*Exercise instructions:*
Give the listing again exactly, omitting its images.

[Records from a collection of figures]
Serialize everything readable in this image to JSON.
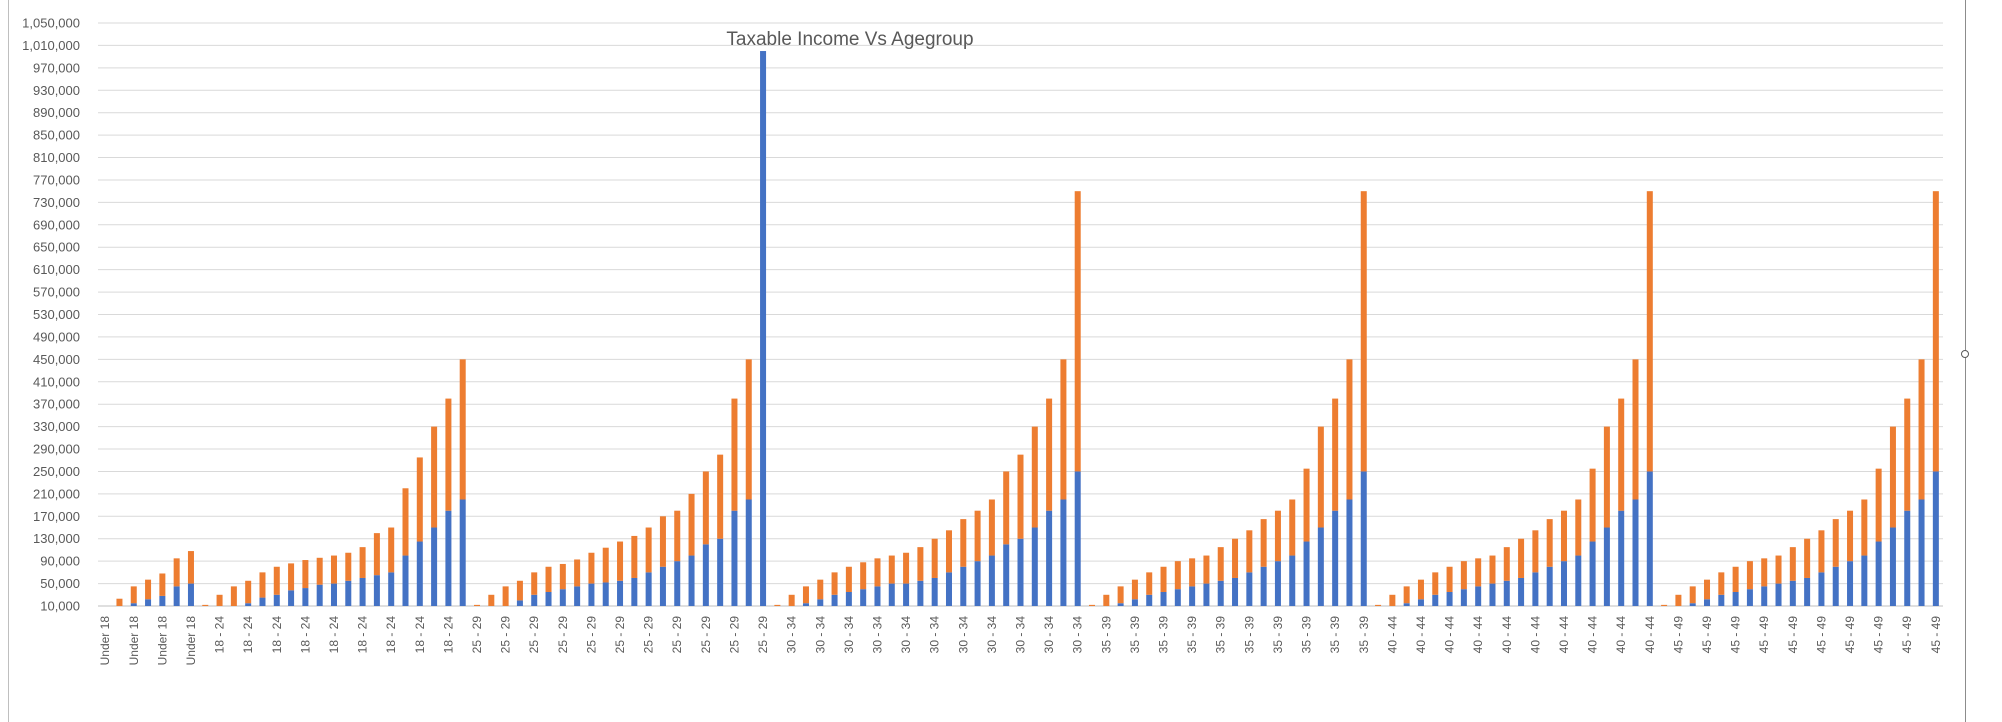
{
  "chart_data": {
    "type": "bar",
    "stacked": true,
    "title": "Taxable Income Vs Agegroup",
    "xlabel": "",
    "ylabel": "",
    "ylim": [
      10000,
      1050000
    ],
    "yticks": [
      10000,
      50000,
      90000,
      130000,
      170000,
      210000,
      250000,
      290000,
      330000,
      370000,
      410000,
      450000,
      490000,
      530000,
      570000,
      610000,
      650000,
      690000,
      730000,
      770000,
      810000,
      850000,
      890000,
      930000,
      970000,
      1010000,
      1050000
    ],
    "ytick_labels": [
      "10,000",
      "50,000",
      "90,000",
      "130,000",
      "170,000",
      "210,000",
      "250,000",
      "290,000",
      "330,000",
      "370,000",
      "410,000",
      "450,000",
      "490,000",
      "530,000",
      "570,000",
      "610,000",
      "650,000",
      "690,000",
      "730,000",
      "770,000",
      "810,000",
      "850,000",
      "890,000",
      "930,000",
      "970,000",
      "1,010,000",
      "1,050,000"
    ],
    "grid": true,
    "legend": "none",
    "colors": {
      "series1": "#4472c4",
      "series2": "#ed7d31",
      "grid": "#d9d9d9",
      "axis": "#bfbfbf",
      "text": "#595959"
    },
    "groups": [
      {
        "label": "Under 18",
        "bars": [
          [
            0,
            10000
          ],
          [
            5000,
            18000
          ],
          [
            15000,
            30000
          ],
          [
            22000,
            35000
          ],
          [
            28000,
            40000
          ],
          [
            45000,
            50000
          ],
          [
            50000,
            58000
          ]
        ]
      },
      {
        "label": "18 - 24",
        "bars": [
          [
            0,
            12000
          ],
          [
            5000,
            25000
          ],
          [
            10000,
            35000
          ],
          [
            15000,
            40000
          ],
          [
            25000,
            45000
          ],
          [
            30000,
            50000
          ],
          [
            38000,
            48000
          ],
          [
            42000,
            50000
          ],
          [
            48000,
            48000
          ],
          [
            50000,
            50000
          ],
          [
            55000,
            50000
          ],
          [
            60000,
            55000
          ],
          [
            65000,
            75000
          ],
          [
            70000,
            80000
          ],
          [
            100000,
            120000
          ],
          [
            125000,
            150000
          ],
          [
            150000,
            180000
          ],
          [
            180000,
            200000
          ],
          [
            200000,
            250000
          ]
        ]
      },
      {
        "label": "25 - 29",
        "bars": [
          [
            0,
            12000
          ],
          [
            5000,
            25000
          ],
          [
            10000,
            35000
          ],
          [
            20000,
            35000
          ],
          [
            30000,
            40000
          ],
          [
            35000,
            45000
          ],
          [
            40000,
            45000
          ],
          [
            45000,
            48000
          ],
          [
            50000,
            55000
          ],
          [
            52000,
            62000
          ],
          [
            55000,
            70000
          ],
          [
            60000,
            75000
          ],
          [
            70000,
            80000
          ],
          [
            80000,
            90000
          ],
          [
            90000,
            90000
          ],
          [
            100000,
            110000
          ],
          [
            120000,
            130000
          ],
          [
            130000,
            150000
          ],
          [
            180000,
            200000
          ],
          [
            200000,
            250000
          ],
          [
            1000000,
            0
          ]
        ]
      },
      {
        "label": "30 - 34",
        "bars": [
          [
            0,
            12000
          ],
          [
            5000,
            25000
          ],
          [
            15000,
            30000
          ],
          [
            22000,
            35000
          ],
          [
            30000,
            40000
          ],
          [
            35000,
            45000
          ],
          [
            40000,
            48000
          ],
          [
            45000,
            50000
          ],
          [
            50000,
            50000
          ],
          [
            50000,
            55000
          ],
          [
            55000,
            60000
          ],
          [
            60000,
            70000
          ],
          [
            70000,
            75000
          ],
          [
            80000,
            85000
          ],
          [
            90000,
            90000
          ],
          [
            100000,
            100000
          ],
          [
            120000,
            130000
          ],
          [
            130000,
            150000
          ],
          [
            150000,
            180000
          ],
          [
            180000,
            200000
          ],
          [
            200000,
            250000
          ],
          [
            250000,
            500000
          ]
        ]
      },
      {
        "label": "35 - 39",
        "bars": [
          [
            0,
            12000
          ],
          [
            5000,
            25000
          ],
          [
            15000,
            30000
          ],
          [
            22000,
            35000
          ],
          [
            30000,
            40000
          ],
          [
            35000,
            45000
          ],
          [
            40000,
            50000
          ],
          [
            45000,
            50000
          ],
          [
            50000,
            50000
          ],
          [
            55000,
            60000
          ],
          [
            60000,
            70000
          ],
          [
            70000,
            75000
          ],
          [
            80000,
            85000
          ],
          [
            90000,
            90000
          ],
          [
            100000,
            100000
          ],
          [
            125000,
            130000
          ],
          [
            150000,
            180000
          ],
          [
            180000,
            200000
          ],
          [
            200000,
            250000
          ],
          [
            250000,
            500000
          ]
        ]
      },
      {
        "label": "40 - 44",
        "bars": [
          [
            0,
            12000
          ],
          [
            5000,
            25000
          ],
          [
            15000,
            30000
          ],
          [
            22000,
            35000
          ],
          [
            30000,
            40000
          ],
          [
            35000,
            45000
          ],
          [
            40000,
            50000
          ],
          [
            45000,
            50000
          ],
          [
            50000,
            50000
          ],
          [
            55000,
            60000
          ],
          [
            60000,
            70000
          ],
          [
            70000,
            75000
          ],
          [
            80000,
            85000
          ],
          [
            90000,
            90000
          ],
          [
            100000,
            100000
          ],
          [
            125000,
            130000
          ],
          [
            150000,
            180000
          ],
          [
            180000,
            200000
          ],
          [
            200000,
            250000
          ],
          [
            250000,
            500000
          ]
        ]
      },
      {
        "label": "45 - 49",
        "bars": [
          [
            0,
            12000
          ],
          [
            5000,
            25000
          ],
          [
            15000,
            30000
          ],
          [
            22000,
            35000
          ],
          [
            30000,
            40000
          ],
          [
            35000,
            45000
          ],
          [
            40000,
            50000
          ],
          [
            45000,
            50000
          ],
          [
            50000,
            50000
          ],
          [
            55000,
            60000
          ],
          [
            60000,
            70000
          ],
          [
            70000,
            75000
          ],
          [
            80000,
            85000
          ],
          [
            90000,
            90000
          ],
          [
            100000,
            100000
          ],
          [
            125000,
            130000
          ],
          [
            150000,
            180000
          ],
          [
            180000,
            200000
          ],
          [
            200000,
            250000
          ],
          [
            250000,
            500000
          ]
        ]
      }
    ]
  }
}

*Finished answer:*
Serialize everything readable in this image to JSON.
{
  "chart_data": {
    "type": "bar",
    "stacked": true,
    "title": "Taxable Income Vs Agegroup",
    "xlabel": "",
    "ylabel": "",
    "ylim": [
      10000,
      1050000
    ],
    "yticks": [
      10000,
      50000,
      90000,
      130000,
      170000,
      210000,
      250000,
      290000,
      330000,
      370000,
      410000,
      450000,
      490000,
      530000,
      570000,
      610000,
      650000,
      690000,
      730000,
      770000,
      810000,
      850000,
      890000,
      930000,
      970000,
      1010000,
      1050000
    ],
    "ytick_labels": [
      "10,000",
      "50,000",
      "90,000",
      "130,000",
      "170,000",
      "210,000",
      "250,000",
      "290,000",
      "330,000",
      "370,000",
      "410,000",
      "450,000",
      "490,000",
      "530,000",
      "570,000",
      "610,000",
      "650,000",
      "690,000",
      "730,000",
      "770,000",
      "810,000",
      "850,000",
      "890,000",
      "930,000",
      "970,000",
      "1,010,000",
      "1,050,000"
    ],
    "grid": true,
    "legend": "none",
    "colors": {
      "series1": "#4472c4",
      "series2": "#ed7d31",
      "grid": "#d9d9d9",
      "axis": "#bfbfbf",
      "text": "#595959"
    },
    "groups": [
      {
        "label": "Under 18",
        "bars": [
          [
            0,
            10000
          ],
          [
            5000,
            18000
          ],
          [
            15000,
            30000
          ],
          [
            22000,
            35000
          ],
          [
            28000,
            40000
          ],
          [
            45000,
            50000
          ],
          [
            50000,
            58000
          ]
        ]
      },
      {
        "label": "18 - 24",
        "bars": [
          [
            0,
            12000
          ],
          [
            5000,
            25000
          ],
          [
            10000,
            35000
          ],
          [
            15000,
            40000
          ],
          [
            25000,
            45000
          ],
          [
            30000,
            50000
          ],
          [
            38000,
            48000
          ],
          [
            42000,
            50000
          ],
          [
            48000,
            48000
          ],
          [
            50000,
            50000
          ],
          [
            55000,
            50000
          ],
          [
            60000,
            55000
          ],
          [
            65000,
            75000
          ],
          [
            70000,
            80000
          ],
          [
            100000,
            120000
          ],
          [
            125000,
            150000
          ],
          [
            150000,
            180000
          ],
          [
            180000,
            200000
          ],
          [
            200000,
            250000
          ]
        ]
      },
      {
        "label": "25 - 29",
        "bars": [
          [
            0,
            12000
          ],
          [
            5000,
            25000
          ],
          [
            10000,
            35000
          ],
          [
            20000,
            35000
          ],
          [
            30000,
            40000
          ],
          [
            35000,
            45000
          ],
          [
            40000,
            45000
          ],
          [
            45000,
            48000
          ],
          [
            50000,
            55000
          ],
          [
            52000,
            62000
          ],
          [
            55000,
            70000
          ],
          [
            60000,
            75000
          ],
          [
            70000,
            80000
          ],
          [
            80000,
            90000
          ],
          [
            90000,
            90000
          ],
          [
            100000,
            110000
          ],
          [
            120000,
            130000
          ],
          [
            130000,
            150000
          ],
          [
            180000,
            200000
          ],
          [
            200000,
            250000
          ],
          [
            1000000,
            0
          ]
        ]
      },
      {
        "label": "30 - 34",
        "bars": [
          [
            0,
            12000
          ],
          [
            5000,
            25000
          ],
          [
            15000,
            30000
          ],
          [
            22000,
            35000
          ],
          [
            30000,
            40000
          ],
          [
            35000,
            45000
          ],
          [
            40000,
            48000
          ],
          [
            45000,
            50000
          ],
          [
            50000,
            50000
          ],
          [
            50000,
            55000
          ],
          [
            55000,
            60000
          ],
          [
            60000,
            70000
          ],
          [
            70000,
            75000
          ],
          [
            80000,
            85000
          ],
          [
            90000,
            90000
          ],
          [
            100000,
            100000
          ],
          [
            120000,
            130000
          ],
          [
            130000,
            150000
          ],
          [
            150000,
            180000
          ],
          [
            180000,
            200000
          ],
          [
            200000,
            250000
          ],
          [
            250000,
            500000
          ]
        ]
      },
      {
        "label": "35 - 39",
        "bars": [
          [
            0,
            12000
          ],
          [
            5000,
            25000
          ],
          [
            15000,
            30000
          ],
          [
            22000,
            35000
          ],
          [
            30000,
            40000
          ],
          [
            35000,
            45000
          ],
          [
            40000,
            50000
          ],
          [
            45000,
            50000
          ],
          [
            50000,
            50000
          ],
          [
            55000,
            60000
          ],
          [
            60000,
            70000
          ],
          [
            70000,
            75000
          ],
          [
            80000,
            85000
          ],
          [
            90000,
            90000
          ],
          [
            100000,
            100000
          ],
          [
            125000,
            130000
          ],
          [
            150000,
            180000
          ],
          [
            180000,
            200000
          ],
          [
            200000,
            250000
          ],
          [
            250000,
            500000
          ]
        ]
      },
      {
        "label": "40 - 44",
        "bars": [
          [
            0,
            12000
          ],
          [
            5000,
            25000
          ],
          [
            15000,
            30000
          ],
          [
            22000,
            35000
          ],
          [
            30000,
            40000
          ],
          [
            35000,
            45000
          ],
          [
            40000,
            50000
          ],
          [
            45000,
            50000
          ],
          [
            50000,
            50000
          ],
          [
            55000,
            60000
          ],
          [
            60000,
            70000
          ],
          [
            70000,
            75000
          ],
          [
            80000,
            85000
          ],
          [
            90000,
            90000
          ],
          [
            100000,
            100000
          ],
          [
            125000,
            130000
          ],
          [
            150000,
            180000
          ],
          [
            180000,
            200000
          ],
          [
            200000,
            250000
          ],
          [
            250000,
            500000
          ]
        ]
      },
      {
        "label": "45 - 49",
        "bars": [
          [
            0,
            12000
          ],
          [
            5000,
            25000
          ],
          [
            15000,
            30000
          ],
          [
            22000,
            35000
          ],
          [
            30000,
            40000
          ],
          [
            35000,
            45000
          ],
          [
            40000,
            50000
          ],
          [
            45000,
            50000
          ],
          [
            50000,
            50000
          ],
          [
            55000,
            60000
          ],
          [
            60000,
            70000
          ],
          [
            70000,
            75000
          ],
          [
            80000,
            85000
          ],
          [
            90000,
            90000
          ],
          [
            100000,
            100000
          ],
          [
            125000,
            130000
          ],
          [
            150000,
            180000
          ],
          [
            180000,
            200000
          ],
          [
            200000,
            250000
          ],
          [
            250000,
            500000
          ]
        ]
      }
    ]
  }
}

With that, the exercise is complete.